List each line in which the string "distance" appears.

== == ==

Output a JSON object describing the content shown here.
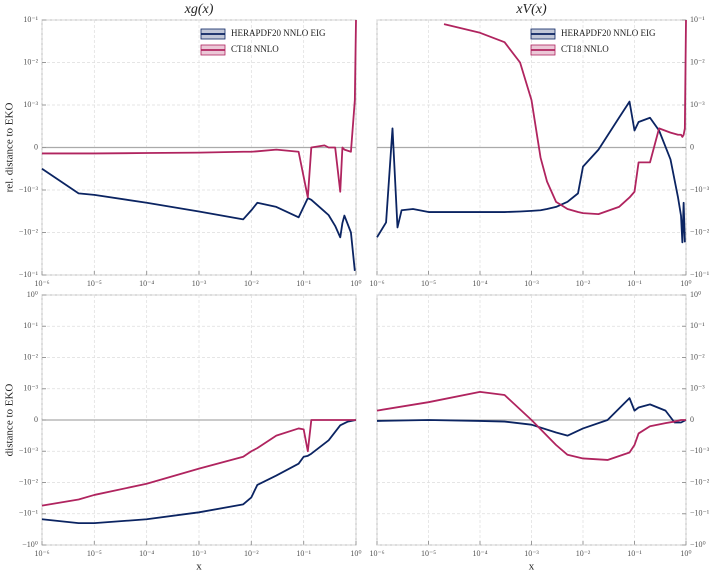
{
  "chart_data": [
    {
      "type": "line",
      "title": "xg(x)",
      "ylabel": "rel. distance to EKO",
      "xscale": "log",
      "yscale": "symlog",
      "linthresh": 0.001,
      "legend": "upper right",
      "grid": true,
      "yaxis_side": "left",
      "xlim": [
        1e-06,
        1
      ],
      "ylim": [
        -0.1,
        0.1
      ],
      "xticks": [
        {
          "value": 1e-06,
          "label": "10⁻⁶"
        },
        {
          "value": 1e-05,
          "label": "10⁻⁵"
        },
        {
          "value": 0.0001,
          "label": "10⁻⁴"
        },
        {
          "value": 0.001,
          "label": "10⁻³"
        },
        {
          "value": 0.01,
          "label": "10⁻²"
        },
        {
          "value": 0.1,
          "label": "10⁻¹"
        },
        {
          "value": 1,
          "label": "10⁰"
        }
      ],
      "yticks": [
        {
          "value": -0.1,
          "label": "−10⁻¹"
        },
        {
          "value": -0.01,
          "label": "−10⁻²"
        },
        {
          "value": -0.001,
          "label": "−10⁻³"
        },
        0,
        {
          "value": 0.001,
          "label": "10⁻³"
        },
        {
          "value": 0.01,
          "label": "10⁻²"
        },
        {
          "value": 0.1,
          "label": "10⁻¹"
        }
      ],
      "x": [
        1e-06,
        5e-06,
        1e-05,
        0.0001,
        0.001,
        0.007,
        0.01,
        0.013,
        0.03,
        0.08,
        0.12,
        0.14,
        0.25,
        0.3,
        0.4,
        0.5,
        0.55,
        0.6,
        0.8,
        0.95,
        1
      ],
      "series": [
        {
          "name": "HERAPDF20 NNLO EIG",
          "color": "#0b2462",
          "values": [
            -0.0005,
            -0.0012,
            -0.0013,
            -0.002,
            -0.0032,
            -0.0049,
            -0.003,
            -0.002,
            -0.0025,
            -0.0044,
            -0.00155,
            -0.0017,
            -0.0032,
            -0.0039,
            -0.007,
            -0.013,
            -0.006,
            -0.004,
            -0.01,
            -0.08,
            null
          ]
        },
        {
          "name": "CT18 NNLO",
          "color": "#b0245f",
          "values": [
            -0.00014,
            -0.00014,
            -0.00014,
            -0.00013,
            -0.00012,
            -0.0001,
            -0.0001,
            -9e-05,
            -5e-05,
            -0.0001,
            -0.0015,
            0,
            5e-05,
            0,
            0,
            -0.0011,
            0,
            -5e-05,
            -0.0001,
            0.0013,
            0.1
          ]
        }
      ]
    },
    {
      "type": "line",
      "title": "xV(x)",
      "xscale": "log",
      "yscale": "symlog",
      "linthresh": 0.001,
      "legend": "upper right",
      "grid": true,
      "yaxis_side": "right",
      "xlim": [
        1e-06,
        1
      ],
      "ylim": [
        -0.1,
        0.1
      ],
      "xticks": [
        {
          "value": 1e-06,
          "label": "10⁻⁶"
        },
        {
          "value": 1e-05,
          "label": "10⁻⁵"
        },
        {
          "value": 0.0001,
          "label": "10⁻⁴"
        },
        {
          "value": 0.001,
          "label": "10⁻³"
        },
        {
          "value": 0.01,
          "label": "10⁻²"
        },
        {
          "value": 0.1,
          "label": "10⁻¹"
        },
        {
          "value": 1,
          "label": "10⁰"
        }
      ],
      "yticks": [
        {
          "value": -0.1,
          "label": "−10⁻¹"
        },
        {
          "value": -0.01,
          "label": "−10⁻²"
        },
        {
          "value": -0.001,
          "label": "−10⁻³"
        },
        0,
        {
          "value": 0.001,
          "label": "10⁻³"
        },
        {
          "value": 0.01,
          "label": "10⁻²"
        },
        {
          "value": 0.1,
          "label": "10⁻¹"
        }
      ],
      "x": [
        1e-06,
        1.5e-06,
        2e-06,
        2.5e-06,
        3e-06,
        5e-06,
        1e-05,
        2e-05,
        0.0001,
        0.0003,
        0.0006,
        0.001,
        0.0015,
        0.002,
        0.003,
        0.005,
        0.008,
        0.01,
        0.02,
        0.05,
        0.08,
        0.1,
        0.12,
        0.2,
        0.3,
        0.5,
        0.7,
        0.8,
        0.85,
        0.9,
        0.95,
        1
      ],
      "series": [
        {
          "name": "HERAPDF20 NNLO EIG",
          "color": "#0b2462",
          "values": [
            -0.013,
            -0.0058,
            0.00045,
            -0.0076,
            -0.003,
            -0.0028,
            -0.0033,
            -0.0033,
            -0.0033,
            -0.0033,
            -0.0032,
            -0.0031,
            -0.003,
            -0.0028,
            -0.0025,
            -0.0019,
            -0.0012,
            -0.00045,
            -5e-05,
            0.0007,
            0.0012,
            0.0004,
            0.0006,
            0.0007,
            0.0004,
            -0.00028,
            -0.0015,
            -0.004,
            -0.017,
            -0.002,
            -0.017,
            null
          ]
        },
        {
          "name": "CT18 NNLO",
          "color": "#b0245f",
          "values": [
            null,
            null,
            null,
            null,
            null,
            null,
            null,
            0.08,
            0.05,
            0.03,
            0.01,
            0.0013,
            -0.00024,
            -0.0008,
            -0.0019,
            -0.0028,
            -0.0033,
            -0.0035,
            -0.0037,
            -0.0025,
            -0.0015,
            -0.0011,
            -0.00035,
            -0.00035,
            0.00045,
            0.00035,
            0.0003,
            0.0003,
            0.00025,
            0.0003,
            0.00045,
            0.1
          ]
        }
      ]
    },
    {
      "type": "line",
      "ylabel": "distance to EKO",
      "xlabel": "x",
      "xscale": "log",
      "yscale": "symlog",
      "linthresh": 0.001,
      "grid": true,
      "yaxis_side": "left",
      "xlim": [
        1e-06,
        1
      ],
      "ylim": [
        -1,
        1
      ],
      "xticks": [
        {
          "value": 1e-06,
          "label": "10⁻⁶"
        },
        {
          "value": 1e-05,
          "label": "10⁻⁵"
        },
        {
          "value": 0.0001,
          "label": "10⁻⁴"
        },
        {
          "value": 0.001,
          "label": "10⁻³"
        },
        {
          "value": 0.01,
          "label": "10⁻²"
        },
        {
          "value": 0.1,
          "label": "10⁻¹"
        },
        {
          "value": 1,
          "label": "10⁰"
        }
      ],
      "yticks": [
        {
          "value": -1,
          "label": "−10⁰"
        },
        {
          "value": -0.1,
          "label": "−10⁻¹"
        },
        {
          "value": -0.01,
          "label": "−10⁻²"
        },
        {
          "value": -0.001,
          "label": "−10⁻³"
        },
        0,
        {
          "value": 0.001,
          "label": "10⁻³"
        },
        {
          "value": 0.01,
          "label": "10⁻²"
        },
        {
          "value": 0.1,
          "label": "10⁻¹"
        },
        {
          "value": 1,
          "label": "10⁰"
        }
      ],
      "x": [
        1e-06,
        5e-06,
        1e-05,
        0.0001,
        0.001,
        0.007,
        0.01,
        0.013,
        0.03,
        0.08,
        0.1,
        0.12,
        0.14,
        0.3,
        0.5,
        0.7,
        1
      ],
      "series": [
        {
          "color": "#0b2462",
          "values": [
            -0.15,
            -0.2,
            -0.2,
            -0.15,
            -0.09,
            -0.05,
            -0.03,
            -0.012,
            -0.006,
            -0.0025,
            -0.0015,
            -0.0014,
            -0.0012,
            -0.00065,
            -0.00017,
            -5e-05,
            0
          ]
        },
        {
          "color": "#b0245f",
          "values": [
            -0.055,
            -0.035,
            -0.025,
            -0.011,
            -0.0036,
            -0.0015,
            -0.001,
            -0.0009,
            -0.0005,
            -0.00027,
            -0.0003,
            -0.001,
            0,
            0,
            0,
            0,
            0
          ]
        }
      ]
    },
    {
      "type": "line",
      "xlabel": "x",
      "xscale": "log",
      "yscale": "symlog",
      "linthresh": 0.001,
      "grid": true,
      "yaxis_side": "right",
      "xlim": [
        1e-06,
        1
      ],
      "ylim": [
        -1,
        1
      ],
      "xticks": [
        {
          "value": 1e-06,
          "label": "10⁻⁶"
        },
        {
          "value": 1e-05,
          "label": "10⁻⁵"
        },
        {
          "value": 0.0001,
          "label": "10⁻⁴"
        },
        {
          "value": 0.001,
          "label": "10⁻³"
        },
        {
          "value": 0.01,
          "label": "10⁻²"
        },
        {
          "value": 0.1,
          "label": "10⁻¹"
        },
        {
          "value": 1,
          "label": "10⁰"
        }
      ],
      "yticks": [
        {
          "value": -1,
          "label": "−10⁰"
        },
        {
          "value": -0.1,
          "label": "−10⁻¹"
        },
        {
          "value": -0.01,
          "label": "−10⁻²"
        },
        {
          "value": -0.001,
          "label": "−10⁻³"
        },
        0,
        {
          "value": 0.001,
          "label": "10⁻³"
        },
        {
          "value": 0.01,
          "label": "10⁻²"
        },
        {
          "value": 0.1,
          "label": "10⁻¹"
        },
        {
          "value": 1,
          "label": "10⁰"
        }
      ],
      "x": [
        1e-06,
        1e-05,
        0.0001,
        0.0003,
        0.001,
        0.003,
        0.005,
        0.01,
        0.03,
        0.08,
        0.1,
        0.12,
        0.2,
        0.4,
        0.6,
        0.8,
        1
      ],
      "series": [
        {
          "color": "#0b2462",
          "values": [
            -3e-05,
            0,
            -3e-05,
            -5e-05,
            -0.00015,
            -0.0004,
            -0.0005,
            -0.00027,
            0,
            0.0007,
            0.0003,
            0.0004,
            0.0005,
            0.0003,
            -8e-05,
            -8e-05,
            0
          ]
        },
        {
          "color": "#b0245f",
          "values": [
            0.0003,
            0.00057,
            0.0009,
            0.0008,
            0,
            -0.0008,
            -0.0013,
            -0.0017,
            -0.0019,
            -0.0011,
            -0.0008,
            -0.00043,
            -0.0002,
            -0.0001,
            -5e-05,
            0,
            0
          ]
        }
      ]
    }
  ]
}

== == ==

▸ Response to the task:
      "ylabel": "rel. distance to EKO",
      "ylabel": "distance to EKO",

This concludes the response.